Copy every line of the items below without changing anything.
* Begin Data supplied *
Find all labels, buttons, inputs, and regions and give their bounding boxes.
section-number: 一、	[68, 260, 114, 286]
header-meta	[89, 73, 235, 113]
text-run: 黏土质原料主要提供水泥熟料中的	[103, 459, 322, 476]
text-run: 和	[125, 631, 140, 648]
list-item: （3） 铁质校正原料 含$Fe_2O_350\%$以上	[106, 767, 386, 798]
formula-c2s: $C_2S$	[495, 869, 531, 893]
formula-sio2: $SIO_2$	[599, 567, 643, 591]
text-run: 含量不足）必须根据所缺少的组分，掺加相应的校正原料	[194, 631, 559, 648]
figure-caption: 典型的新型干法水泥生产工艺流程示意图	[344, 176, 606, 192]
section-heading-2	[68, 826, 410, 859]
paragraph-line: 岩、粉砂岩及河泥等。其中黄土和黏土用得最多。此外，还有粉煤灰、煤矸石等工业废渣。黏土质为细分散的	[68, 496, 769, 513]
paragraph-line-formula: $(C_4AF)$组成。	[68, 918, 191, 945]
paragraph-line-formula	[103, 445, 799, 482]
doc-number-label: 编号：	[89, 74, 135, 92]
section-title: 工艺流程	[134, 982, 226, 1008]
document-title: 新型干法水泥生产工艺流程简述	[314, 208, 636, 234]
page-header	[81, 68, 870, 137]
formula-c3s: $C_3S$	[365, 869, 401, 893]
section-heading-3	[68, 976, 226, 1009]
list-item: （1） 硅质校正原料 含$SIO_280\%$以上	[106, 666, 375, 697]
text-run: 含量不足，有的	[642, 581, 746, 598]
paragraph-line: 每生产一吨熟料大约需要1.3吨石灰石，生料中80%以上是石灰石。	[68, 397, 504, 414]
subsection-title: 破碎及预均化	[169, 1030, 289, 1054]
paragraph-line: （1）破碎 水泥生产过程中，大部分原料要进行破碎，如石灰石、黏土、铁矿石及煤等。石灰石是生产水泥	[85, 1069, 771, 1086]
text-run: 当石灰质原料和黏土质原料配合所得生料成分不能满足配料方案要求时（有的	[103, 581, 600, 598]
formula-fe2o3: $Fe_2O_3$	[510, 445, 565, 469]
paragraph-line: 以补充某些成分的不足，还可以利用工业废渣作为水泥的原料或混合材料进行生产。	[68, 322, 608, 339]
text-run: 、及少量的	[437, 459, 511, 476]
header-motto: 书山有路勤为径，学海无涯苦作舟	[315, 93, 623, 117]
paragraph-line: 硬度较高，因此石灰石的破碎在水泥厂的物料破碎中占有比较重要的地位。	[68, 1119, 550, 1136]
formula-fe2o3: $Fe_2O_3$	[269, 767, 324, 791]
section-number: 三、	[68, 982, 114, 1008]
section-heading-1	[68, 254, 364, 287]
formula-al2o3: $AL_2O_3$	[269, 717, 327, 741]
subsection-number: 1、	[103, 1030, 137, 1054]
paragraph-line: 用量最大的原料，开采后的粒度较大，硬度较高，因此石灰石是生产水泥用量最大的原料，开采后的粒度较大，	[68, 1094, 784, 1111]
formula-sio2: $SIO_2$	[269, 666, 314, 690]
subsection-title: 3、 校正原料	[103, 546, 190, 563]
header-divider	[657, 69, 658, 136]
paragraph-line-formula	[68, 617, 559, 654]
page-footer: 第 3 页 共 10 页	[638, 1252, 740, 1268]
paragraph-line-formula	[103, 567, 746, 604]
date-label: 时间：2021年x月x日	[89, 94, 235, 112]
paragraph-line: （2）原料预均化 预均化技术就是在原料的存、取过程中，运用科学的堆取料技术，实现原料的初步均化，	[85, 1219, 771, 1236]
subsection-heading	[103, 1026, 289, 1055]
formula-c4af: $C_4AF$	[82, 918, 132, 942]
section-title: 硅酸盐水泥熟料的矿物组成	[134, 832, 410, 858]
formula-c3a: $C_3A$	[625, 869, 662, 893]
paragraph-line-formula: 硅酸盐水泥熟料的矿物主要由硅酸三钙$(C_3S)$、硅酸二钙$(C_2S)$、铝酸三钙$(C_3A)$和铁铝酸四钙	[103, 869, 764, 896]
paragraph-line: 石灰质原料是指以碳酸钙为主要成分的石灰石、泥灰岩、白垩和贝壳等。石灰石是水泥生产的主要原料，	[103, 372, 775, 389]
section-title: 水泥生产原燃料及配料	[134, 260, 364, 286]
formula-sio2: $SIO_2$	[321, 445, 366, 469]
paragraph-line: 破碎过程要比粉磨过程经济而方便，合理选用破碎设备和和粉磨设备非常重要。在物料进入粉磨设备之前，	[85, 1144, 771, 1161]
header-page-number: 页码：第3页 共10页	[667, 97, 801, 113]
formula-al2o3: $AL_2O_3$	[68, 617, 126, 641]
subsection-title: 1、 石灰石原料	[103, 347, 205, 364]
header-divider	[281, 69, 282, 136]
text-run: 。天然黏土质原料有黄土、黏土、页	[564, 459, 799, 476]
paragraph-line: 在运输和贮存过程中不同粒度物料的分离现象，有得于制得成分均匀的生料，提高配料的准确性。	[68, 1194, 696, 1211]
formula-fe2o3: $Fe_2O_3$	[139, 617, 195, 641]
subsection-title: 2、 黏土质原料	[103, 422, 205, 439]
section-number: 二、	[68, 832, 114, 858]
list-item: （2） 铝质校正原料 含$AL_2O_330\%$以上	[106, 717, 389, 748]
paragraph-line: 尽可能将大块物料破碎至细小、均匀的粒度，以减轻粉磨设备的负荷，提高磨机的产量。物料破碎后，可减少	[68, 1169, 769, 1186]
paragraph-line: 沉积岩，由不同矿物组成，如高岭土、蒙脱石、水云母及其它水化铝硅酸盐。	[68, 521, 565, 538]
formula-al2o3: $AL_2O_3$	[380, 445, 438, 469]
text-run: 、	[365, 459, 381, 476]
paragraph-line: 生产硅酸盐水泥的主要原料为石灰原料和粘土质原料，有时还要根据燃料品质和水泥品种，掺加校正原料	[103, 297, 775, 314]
* End Data supplied *
* Solution to this exercise
Find all labels, buttons, inputs, and regions and give their bounding boxes.
section-number: 一、	[68, 260, 114, 286]
header-meta	[89, 73, 235, 113]
text-run: 黏土质原料主要提供水泥熟料中的	[103, 459, 322, 476]
text-run: 和	[125, 631, 140, 648]
list-item: （3） 铁质校正原料 含$Fe_2O_350\%$以上	[106, 767, 386, 798]
formula-c2s: $C_2S$	[495, 869, 531, 893]
formula-sio2: $SIO_2$	[599, 567, 643, 591]
text-run: 含量不足）必须根据所缺少的组分，掺加相应的校正原料	[194, 631, 559, 648]
figure-caption: 典型的新型干法水泥生产工艺流程示意图	[344, 176, 606, 192]
section-heading-2	[68, 826, 410, 859]
paragraph-line: 岩、粉砂岩及河泥等。其中黄土和黏土用得最多。此外，还有粉煤灰、煤矸石等工业废渣。黏土质为细分散的	[68, 496, 769, 513]
paragraph-line-formula: $(C_4AF)$组成。	[68, 918, 191, 945]
paragraph-line-formula	[103, 445, 799, 482]
doc-number-label: 编号：	[89, 74, 135, 92]
section-title: 工艺流程	[134, 982, 226, 1008]
document-title: 新型干法水泥生产工艺流程简述	[314, 208, 636, 234]
page-header	[81, 68, 870, 137]
formula-c3s: $C_3S$	[365, 869, 401, 893]
section-heading-3	[68, 976, 226, 1009]
list-item: （1） 硅质校正原料 含$SIO_280\%$以上	[106, 666, 375, 697]
text-run: 含量不足，有的	[642, 581, 746, 598]
paragraph-line: 每生产一吨熟料大约需要1.3吨石灰石，生料中80%以上是石灰石。	[68, 397, 504, 414]
subsection-title: 破碎及预均化	[169, 1030, 289, 1054]
paragraph-line: （1）破碎 水泥生产过程中，大部分原料要进行破碎，如石灰石、黏土、铁矿石及煤等。石灰石是生产水泥	[85, 1069, 771, 1086]
text-run: 当石灰质原料和黏土质原料配合所得生料成分不能满足配料方案要求时（有的	[103, 581, 600, 598]
formula-fe2o3: $Fe_2O_3$	[510, 445, 565, 469]
paragraph-line: 以补充某些成分的不足，还可以利用工业废渣作为水泥的原料或混合材料进行生产。	[68, 322, 608, 339]
text-run: 、及少量的	[437, 459, 511, 476]
header-motto: 书山有路勤为径，学海无涯苦作舟	[315, 93, 623, 117]
paragraph-line: 硬度较高，因此石灰石的破碎在水泥厂的物料破碎中占有比较重要的地位。	[68, 1119, 550, 1136]
formula-fe2o3: $Fe_2O_3$	[269, 767, 324, 791]
section-number: 三、	[68, 982, 114, 1008]
section-heading-1	[68, 254, 364, 287]
formula-al2o3: $AL_2O_3$	[269, 717, 327, 741]
subsection-number: 1、	[103, 1030, 137, 1054]
paragraph-line: 用量最大的原料，开采后的粒度较大，硬度较高，因此石灰石是生产水泥用量最大的原料，开采后的粒度较大，	[68, 1094, 784, 1111]
formula-sio2: $SIO_2$	[269, 666, 314, 690]
subsection-title: 3、 校正原料	[103, 546, 190, 563]
header-divider	[657, 69, 658, 136]
paragraph-line-formula	[68, 617, 559, 654]
page-footer: 第 3 页 共 10 页	[638, 1252, 740, 1268]
paragraph-line-formula	[103, 567, 746, 604]
date-label: 时间：2021年x月x日	[89, 94, 235, 112]
paragraph-line: （2）原料预均化 预均化技术就是在原料的存、取过程中，运用科学的堆取料技术，实现原料的初步均化，	[85, 1219, 771, 1236]
subsection-heading	[103, 1026, 289, 1055]
formula-c4af: $C_4AF$	[82, 918, 132, 942]
section-title: 硅酸盐水泥熟料的矿物组成	[134, 832, 410, 858]
formula-c3a: $C_3A$	[625, 869, 662, 893]
paragraph-line-formula: 硅酸盐水泥熟料的矿物主要由硅酸三钙$(C_3S)$、硅酸二钙$(C_2S)$、铝酸三钙$(C_3A)$和铁铝酸四钙	[103, 869, 764, 896]
paragraph-line: 石灰质原料是指以碳酸钙为主要成分的石灰石、泥灰岩、白垩和贝壳等。石灰石是水泥生产的主要原料，	[103, 372, 775, 389]
section-title: 水泥生产原燃料及配料	[134, 260, 364, 286]
formula-sio2: $SIO_2$	[321, 445, 366, 469]
paragraph-line: 破碎过程要比粉磨过程经济而方便，合理选用破碎设备和和粉磨设备非常重要。在物料进入粉磨设备之前，	[85, 1144, 771, 1161]
header-page-number: 页码：第3页 共10页	[667, 97, 801, 113]
formula-al2o3: $AL_2O_3$	[68, 617, 126, 641]
subsection-title: 1、 石灰石原料	[103, 347, 205, 364]
header-divider	[281, 69, 282, 136]
text-run: 。天然黏土质原料有黄土、黏土、页	[564, 459, 799, 476]
paragraph-line: 在运输和贮存过程中不同粒度物料的分离现象，有得于制得成分均匀的生料，提高配料的准确性。	[68, 1194, 696, 1211]
formula-fe2o3: $Fe_2O_3$	[139, 617, 195, 641]
subsection-title: 2、 黏土质原料	[103, 422, 205, 439]
section-number: 二、	[68, 832, 114, 858]
list-item: （2） 铝质校正原料 含$AL_2O_330\%$以上	[106, 717, 389, 748]
paragraph-line: 尽可能将大块物料破碎至细小、均匀的粒度，以减轻粉磨设备的负荷，提高磨机的产量。物料破碎后，可减少	[68, 1169, 769, 1186]
paragraph-line: 沉积岩，由不同矿物组成，如高岭土、蒙脱石、水云母及其它水化铝硅酸盐。	[68, 521, 565, 538]
formula-al2o3: $AL_2O_3$	[380, 445, 438, 469]
text-run: 、	[365, 459, 381, 476]
paragraph-line: 生产硅酸盐水泥的主要原料为石灰原料和粘土质原料，有时还要根据燃料品质和水泥品种，掺加校正原料	[103, 297, 775, 314]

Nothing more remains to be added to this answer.